=== TASK DIRECTIONS ===
Repeat every line of the material, character for character.

=== RECORD EXCERPTS ===
= = = = =

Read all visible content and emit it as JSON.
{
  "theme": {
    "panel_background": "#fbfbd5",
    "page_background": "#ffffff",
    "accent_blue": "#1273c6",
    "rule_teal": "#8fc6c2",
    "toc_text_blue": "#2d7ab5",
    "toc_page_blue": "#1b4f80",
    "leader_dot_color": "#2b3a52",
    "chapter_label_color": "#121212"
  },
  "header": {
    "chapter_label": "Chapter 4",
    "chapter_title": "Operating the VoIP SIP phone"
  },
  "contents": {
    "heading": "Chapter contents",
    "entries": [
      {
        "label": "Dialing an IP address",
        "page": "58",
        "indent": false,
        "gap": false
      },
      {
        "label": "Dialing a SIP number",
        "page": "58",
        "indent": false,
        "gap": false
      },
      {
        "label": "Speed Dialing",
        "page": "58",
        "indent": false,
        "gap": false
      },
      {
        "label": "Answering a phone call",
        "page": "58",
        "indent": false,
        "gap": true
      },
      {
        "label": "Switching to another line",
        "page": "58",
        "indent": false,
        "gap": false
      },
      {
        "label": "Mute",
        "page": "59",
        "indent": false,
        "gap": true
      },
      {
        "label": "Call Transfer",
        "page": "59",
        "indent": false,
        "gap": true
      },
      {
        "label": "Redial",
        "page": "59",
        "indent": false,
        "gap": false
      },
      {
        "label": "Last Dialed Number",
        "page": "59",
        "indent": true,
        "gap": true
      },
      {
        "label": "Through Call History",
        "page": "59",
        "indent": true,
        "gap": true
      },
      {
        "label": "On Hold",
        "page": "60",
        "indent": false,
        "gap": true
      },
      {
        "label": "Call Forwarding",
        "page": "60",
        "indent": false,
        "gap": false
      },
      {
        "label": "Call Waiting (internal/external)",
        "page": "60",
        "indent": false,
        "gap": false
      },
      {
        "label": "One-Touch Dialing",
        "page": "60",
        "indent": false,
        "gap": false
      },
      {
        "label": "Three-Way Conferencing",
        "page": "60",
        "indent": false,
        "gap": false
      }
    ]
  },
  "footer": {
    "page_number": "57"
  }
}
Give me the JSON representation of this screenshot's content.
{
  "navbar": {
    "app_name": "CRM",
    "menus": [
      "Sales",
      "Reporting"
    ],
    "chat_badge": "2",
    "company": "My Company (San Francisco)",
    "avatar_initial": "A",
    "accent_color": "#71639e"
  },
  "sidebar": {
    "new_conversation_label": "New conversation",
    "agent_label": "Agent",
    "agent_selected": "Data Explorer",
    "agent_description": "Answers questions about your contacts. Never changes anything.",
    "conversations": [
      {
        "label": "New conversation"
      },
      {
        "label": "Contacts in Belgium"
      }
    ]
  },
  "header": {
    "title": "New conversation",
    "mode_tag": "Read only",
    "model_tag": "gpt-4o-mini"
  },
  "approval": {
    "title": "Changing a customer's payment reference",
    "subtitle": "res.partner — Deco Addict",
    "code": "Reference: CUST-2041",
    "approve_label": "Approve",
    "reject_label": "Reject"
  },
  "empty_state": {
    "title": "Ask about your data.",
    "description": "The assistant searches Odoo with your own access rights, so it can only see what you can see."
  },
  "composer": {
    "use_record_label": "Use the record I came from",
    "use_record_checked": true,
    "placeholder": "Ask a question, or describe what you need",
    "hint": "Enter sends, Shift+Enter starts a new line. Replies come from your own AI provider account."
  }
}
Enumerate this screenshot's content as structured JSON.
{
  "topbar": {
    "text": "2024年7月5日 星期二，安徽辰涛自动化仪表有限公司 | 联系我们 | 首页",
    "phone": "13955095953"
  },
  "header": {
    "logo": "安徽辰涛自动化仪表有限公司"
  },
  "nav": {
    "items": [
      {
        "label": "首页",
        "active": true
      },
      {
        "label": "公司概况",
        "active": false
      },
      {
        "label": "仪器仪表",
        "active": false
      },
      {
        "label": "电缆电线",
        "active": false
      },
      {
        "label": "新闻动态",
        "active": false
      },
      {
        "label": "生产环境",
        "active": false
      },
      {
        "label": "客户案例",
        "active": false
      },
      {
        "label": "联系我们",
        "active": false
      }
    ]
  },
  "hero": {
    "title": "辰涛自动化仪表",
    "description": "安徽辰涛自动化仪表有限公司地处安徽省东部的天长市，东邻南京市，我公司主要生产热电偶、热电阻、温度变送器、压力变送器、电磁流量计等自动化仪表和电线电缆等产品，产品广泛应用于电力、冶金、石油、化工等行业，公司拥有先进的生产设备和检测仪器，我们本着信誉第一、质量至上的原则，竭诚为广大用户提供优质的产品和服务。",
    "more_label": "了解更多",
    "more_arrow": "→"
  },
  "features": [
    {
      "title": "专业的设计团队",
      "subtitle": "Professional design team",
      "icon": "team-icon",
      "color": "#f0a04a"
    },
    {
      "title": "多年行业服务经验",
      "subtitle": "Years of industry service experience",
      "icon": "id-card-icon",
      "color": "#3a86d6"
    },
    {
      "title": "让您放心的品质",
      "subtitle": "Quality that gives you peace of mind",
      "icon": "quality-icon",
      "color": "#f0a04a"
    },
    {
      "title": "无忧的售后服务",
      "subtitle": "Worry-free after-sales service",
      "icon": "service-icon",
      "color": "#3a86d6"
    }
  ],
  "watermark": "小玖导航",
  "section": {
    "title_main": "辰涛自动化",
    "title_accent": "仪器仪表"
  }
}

= = = = =

=== EXERCISE OUTPUT ===
Read all visible content and emit it as JSON.
{
  "theme": {
    "panel_background": "#fbfbd5",
    "page_background": "#ffffff",
    "accent_blue": "#1273c6",
    "rule_teal": "#8fc6c2",
    "toc_text_blue": "#2d7ab5",
    "toc_page_blue": "#1b4f80",
    "leader_dot_color": "#2b3a52",
    "chapter_label_color": "#121212"
  },
  "header": {
    "chapter_label": "Chapter 4",
    "chapter_title": "Operating the VoIP SIP phone"
  },
  "contents": {
    "heading": "Chapter contents",
    "entries": [
      {
        "label": "Dialing an IP address",
        "page": "58",
        "indent": false,
        "gap": false
      },
      {
        "label": "Dialing a SIP number",
        "page": "58",
        "indent": false,
        "gap": false
      },
      {
        "label": "Speed Dialing",
        "page": "58",
        "indent": false,
        "gap": false
      },
      {
        "label": "Answering a phone call",
        "page": "58",
        "indent": false,
        "gap": true
      },
      {
        "label": "Switching to another line",
        "page": "58",
        "indent": false,
        "gap": false
      },
      {
        "label": "Mute",
        "page": "59",
        "indent": false,
        "gap": true
      },
      {
        "label": "Call Transfer",
        "page": "59",
        "indent": false,
        "gap": true
      },
      {
        "label": "Redial",
        "page": "59",
        "indent": false,
        "gap": false
      },
      {
        "label": "Last Dialed Number",
        "page": "59",
        "indent": true,
        "gap": true
      },
      {
        "label": "Through Call History",
        "page": "59",
        "indent": true,
        "gap": true
      },
      {
        "label": "On Hold",
        "page": "60",
        "indent": false,
        "gap": true
      },
      {
        "label": "Call Forwarding",
        "page": "60",
        "indent": false,
        "gap": false
      },
      {
        "label": "Call Waiting (internal/external)",
        "page": "60",
        "indent": false,
        "gap": false
      },
      {
        "label": "One-Touch Dialing",
        "page": "60",
        "indent": false,
        "gap": false
      },
      {
        "label": "Three-Way Conferencing",
        "page": "60",
        "indent": false,
        "gap": false
      }
    ]
  },
  "footer": {
    "page_number": "57"
  }
}
Give me the JSON representation of this screenshot's content.
{
  "navbar": {
    "app_name": "CRM",
    "menus": [
      "Sales",
      "Reporting"
    ],
    "chat_badge": "2",
    "company": "My Company (San Francisco)",
    "avatar_initial": "A",
    "accent_color": "#71639e"
  },
  "sidebar": {
    "new_conversation_label": "New conversation",
    "agent_label": "Agent",
    "agent_selected": "Data Explorer",
    "agent_description": "Answers questions about your contacts. Never changes anything.",
    "conversations": [
      {
        "label": "New conversation"
      },
      {
        "label": "Contacts in Belgium"
      }
    ]
  },
  "header": {
    "title": "New conversation",
    "mode_tag": "Read only",
    "model_tag": "gpt-4o-mini"
  },
  "approval": {
    "title": "Changing a customer's payment reference",
    "subtitle": "res.partner — Deco Addict",
    "code": "Reference: CUST-2041",
    "approve_label": "Approve",
    "reject_label": "Reject"
  },
  "empty_state": {
    "title": "Ask about your data.",
    "description": "The assistant searches Odoo with your own access rights, so it can only see what you can see."
  },
  "composer": {
    "use_record_label": "Use the record I came from",
    "use_record_checked": true,
    "placeholder": "Ask a question, or describe what you need",
    "hint": "Enter sends, Shift+Enter starts a new line. Replies come from your own AI provider account."
  }
}
Enumerate this screenshot's content as structured JSON.
{
  "topbar": {
    "text": "2024年7月5日 星期二，安徽辰涛自动化仪表有限公司 | 联系我们 | 首页",
    "phone": "13955095953"
  },
  "header": {
    "logo": "安徽辰涛自动化仪表有限公司"
  },
  "nav": {
    "items": [
      {
        "label": "首页",
        "active": true
      },
      {
        "label": "公司概况",
        "active": false
      },
      {
        "label": "仪器仪表",
        "active": false
      },
      {
        "label": "电缆电线",
        "active": false
      },
      {
        "label": "新闻动态",
        "active": false
      },
      {
        "label": "生产环境",
        "active": false
      },
      {
        "label": "客户案例",
        "active": false
      },
      {
        "label": "联系我们",
        "active": false
      }
    ]
  },
  "hero": {
    "title": "辰涛自动化仪表",
    "description": "安徽辰涛自动化仪表有限公司地处安徽省东部的天长市，东邻南京市，我公司主要生产热电偶、热电阻、温度变送器、压力变送器、电磁流量计等自动化仪表和电线电缆等产品，产品广泛应用于电力、冶金、石油、化工等行业，公司拥有先进的生产设备和检测仪器，我们本着信誉第一、质量至上的原则，竭诚为广大用户提供优质的产品和服务。",
    "more_label": "了解更多",
    "more_arrow": "→"
  },
  "features": [
    {
      "title": "专业的设计团队",
      "subtitle": "Professional design team",
      "icon": "team-icon",
      "color": "#f0a04a"
    },
    {
      "title": "多年行业服务经验",
      "subtitle": "Years of industry service experience",
      "icon": "id-card-icon",
      "color": "#3a86d6"
    },
    {
      "title": "让您放心的品质",
      "subtitle": "Quality that gives you peace of mind",
      "icon": "quality-icon",
      "color": "#f0a04a"
    },
    {
      "title": "无忧的售后服务",
      "subtitle": "Worry-free after-sales service",
      "icon": "service-icon",
      "color": "#3a86d6"
    }
  ],
  "watermark": "小玖导航",
  "section": {
    "title_main": "辰涛自动化",
    "title_accent": "仪器仪表"
  }
}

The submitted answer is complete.